_AVAILABLE DATA_:
────────────────

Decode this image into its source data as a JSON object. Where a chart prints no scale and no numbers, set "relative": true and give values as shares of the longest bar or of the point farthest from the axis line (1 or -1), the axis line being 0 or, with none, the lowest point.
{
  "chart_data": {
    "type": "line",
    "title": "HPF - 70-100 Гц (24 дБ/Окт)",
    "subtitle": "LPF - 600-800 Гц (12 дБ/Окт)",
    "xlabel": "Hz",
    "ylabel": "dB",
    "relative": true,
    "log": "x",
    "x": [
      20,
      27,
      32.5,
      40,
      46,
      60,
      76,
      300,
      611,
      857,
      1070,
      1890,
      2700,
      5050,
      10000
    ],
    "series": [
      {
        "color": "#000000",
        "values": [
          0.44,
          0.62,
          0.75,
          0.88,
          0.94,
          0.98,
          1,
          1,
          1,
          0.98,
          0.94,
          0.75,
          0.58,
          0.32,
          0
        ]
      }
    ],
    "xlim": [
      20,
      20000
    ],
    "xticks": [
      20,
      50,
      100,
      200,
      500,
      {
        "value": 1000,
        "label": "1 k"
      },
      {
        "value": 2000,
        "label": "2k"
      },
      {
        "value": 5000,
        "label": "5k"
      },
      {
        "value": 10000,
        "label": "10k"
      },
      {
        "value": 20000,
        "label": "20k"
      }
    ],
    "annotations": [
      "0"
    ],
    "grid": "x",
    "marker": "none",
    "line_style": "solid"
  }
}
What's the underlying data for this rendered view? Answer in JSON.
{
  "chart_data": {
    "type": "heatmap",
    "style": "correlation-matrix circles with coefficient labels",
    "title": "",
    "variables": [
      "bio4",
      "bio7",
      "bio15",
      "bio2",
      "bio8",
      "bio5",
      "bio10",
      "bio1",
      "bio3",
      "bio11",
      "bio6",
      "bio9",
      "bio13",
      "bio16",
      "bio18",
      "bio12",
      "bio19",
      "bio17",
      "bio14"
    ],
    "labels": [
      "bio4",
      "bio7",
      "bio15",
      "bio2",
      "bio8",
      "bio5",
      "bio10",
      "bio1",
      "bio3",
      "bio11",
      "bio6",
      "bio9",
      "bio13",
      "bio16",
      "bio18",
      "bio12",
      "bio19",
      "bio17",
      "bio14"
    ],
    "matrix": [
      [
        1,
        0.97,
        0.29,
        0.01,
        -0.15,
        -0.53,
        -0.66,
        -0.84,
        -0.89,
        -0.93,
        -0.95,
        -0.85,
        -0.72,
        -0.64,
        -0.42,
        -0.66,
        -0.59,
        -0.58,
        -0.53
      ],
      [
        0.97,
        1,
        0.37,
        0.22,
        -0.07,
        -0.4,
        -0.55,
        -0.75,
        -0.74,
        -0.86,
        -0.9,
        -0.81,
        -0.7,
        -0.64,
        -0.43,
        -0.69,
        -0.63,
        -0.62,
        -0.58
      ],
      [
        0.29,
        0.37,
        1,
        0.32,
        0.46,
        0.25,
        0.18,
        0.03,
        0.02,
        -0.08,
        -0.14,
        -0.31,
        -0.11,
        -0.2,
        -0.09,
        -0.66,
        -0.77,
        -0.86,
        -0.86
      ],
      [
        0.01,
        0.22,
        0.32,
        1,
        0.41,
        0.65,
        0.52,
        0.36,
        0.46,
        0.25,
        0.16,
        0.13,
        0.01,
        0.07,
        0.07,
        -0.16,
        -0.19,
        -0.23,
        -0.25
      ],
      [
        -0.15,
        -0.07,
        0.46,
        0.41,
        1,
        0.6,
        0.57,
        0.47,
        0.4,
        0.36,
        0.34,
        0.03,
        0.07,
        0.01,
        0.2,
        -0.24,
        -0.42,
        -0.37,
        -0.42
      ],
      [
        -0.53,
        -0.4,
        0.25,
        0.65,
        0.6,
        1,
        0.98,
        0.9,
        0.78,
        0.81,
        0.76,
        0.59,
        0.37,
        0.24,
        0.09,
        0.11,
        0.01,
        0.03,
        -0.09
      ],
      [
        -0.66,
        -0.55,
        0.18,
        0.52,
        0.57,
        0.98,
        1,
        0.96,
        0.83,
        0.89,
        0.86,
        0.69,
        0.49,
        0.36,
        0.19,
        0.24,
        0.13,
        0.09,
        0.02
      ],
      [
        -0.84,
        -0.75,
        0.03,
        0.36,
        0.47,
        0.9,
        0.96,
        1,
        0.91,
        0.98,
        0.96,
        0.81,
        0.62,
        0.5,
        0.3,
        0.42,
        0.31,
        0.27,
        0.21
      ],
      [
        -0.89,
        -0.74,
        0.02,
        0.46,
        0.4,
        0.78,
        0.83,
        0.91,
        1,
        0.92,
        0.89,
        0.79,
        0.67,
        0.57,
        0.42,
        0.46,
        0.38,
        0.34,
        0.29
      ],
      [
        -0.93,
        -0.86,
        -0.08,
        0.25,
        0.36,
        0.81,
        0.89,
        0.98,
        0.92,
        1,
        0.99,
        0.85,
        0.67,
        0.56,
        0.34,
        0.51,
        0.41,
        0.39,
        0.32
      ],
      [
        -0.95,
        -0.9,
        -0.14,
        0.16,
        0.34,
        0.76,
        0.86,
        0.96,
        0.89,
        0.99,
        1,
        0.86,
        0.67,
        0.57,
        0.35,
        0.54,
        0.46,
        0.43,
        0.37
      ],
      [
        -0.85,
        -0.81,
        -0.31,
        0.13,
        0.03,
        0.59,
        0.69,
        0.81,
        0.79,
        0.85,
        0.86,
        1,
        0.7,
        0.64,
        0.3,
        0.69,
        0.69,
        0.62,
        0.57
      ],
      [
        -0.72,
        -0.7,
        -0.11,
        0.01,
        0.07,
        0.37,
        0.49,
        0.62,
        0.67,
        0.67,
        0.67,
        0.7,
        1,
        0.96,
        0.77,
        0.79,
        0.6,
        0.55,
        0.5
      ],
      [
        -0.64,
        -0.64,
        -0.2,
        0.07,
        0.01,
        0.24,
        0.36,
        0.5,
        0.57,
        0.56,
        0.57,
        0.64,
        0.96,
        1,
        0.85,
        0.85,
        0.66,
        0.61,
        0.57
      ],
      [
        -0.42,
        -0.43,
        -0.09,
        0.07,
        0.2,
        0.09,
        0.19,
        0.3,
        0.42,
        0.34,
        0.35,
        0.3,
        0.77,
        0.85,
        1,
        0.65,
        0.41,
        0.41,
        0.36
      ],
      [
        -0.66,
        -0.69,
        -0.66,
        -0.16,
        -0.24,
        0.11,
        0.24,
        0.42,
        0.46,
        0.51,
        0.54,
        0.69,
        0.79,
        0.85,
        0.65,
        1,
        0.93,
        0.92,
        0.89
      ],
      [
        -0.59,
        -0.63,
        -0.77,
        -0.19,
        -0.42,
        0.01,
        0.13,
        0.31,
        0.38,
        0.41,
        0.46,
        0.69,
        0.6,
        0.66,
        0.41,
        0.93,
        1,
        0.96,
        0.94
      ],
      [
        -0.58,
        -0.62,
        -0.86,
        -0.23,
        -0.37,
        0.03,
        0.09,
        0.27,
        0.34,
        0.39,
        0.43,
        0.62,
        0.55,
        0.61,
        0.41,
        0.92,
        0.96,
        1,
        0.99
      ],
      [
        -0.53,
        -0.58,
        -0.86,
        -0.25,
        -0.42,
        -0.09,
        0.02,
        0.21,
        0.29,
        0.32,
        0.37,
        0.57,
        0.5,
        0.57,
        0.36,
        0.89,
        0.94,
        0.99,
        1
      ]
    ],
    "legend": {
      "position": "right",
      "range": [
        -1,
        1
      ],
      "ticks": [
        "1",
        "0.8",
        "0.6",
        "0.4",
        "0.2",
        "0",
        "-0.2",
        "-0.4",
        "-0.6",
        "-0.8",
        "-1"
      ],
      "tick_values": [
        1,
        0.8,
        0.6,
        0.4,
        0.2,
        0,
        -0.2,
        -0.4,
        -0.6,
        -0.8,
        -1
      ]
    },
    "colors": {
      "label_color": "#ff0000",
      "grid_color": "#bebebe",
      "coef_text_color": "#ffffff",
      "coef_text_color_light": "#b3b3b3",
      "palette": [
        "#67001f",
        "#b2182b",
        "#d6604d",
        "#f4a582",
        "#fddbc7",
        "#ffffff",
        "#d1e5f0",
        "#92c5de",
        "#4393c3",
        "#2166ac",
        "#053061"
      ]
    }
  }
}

────────────────

Pull out every line in the data above that has the word "labels".

_OUTPUT OF THE TASK_:
    "style": "correlation-matrix circles with coefficient labels",
    "labels": [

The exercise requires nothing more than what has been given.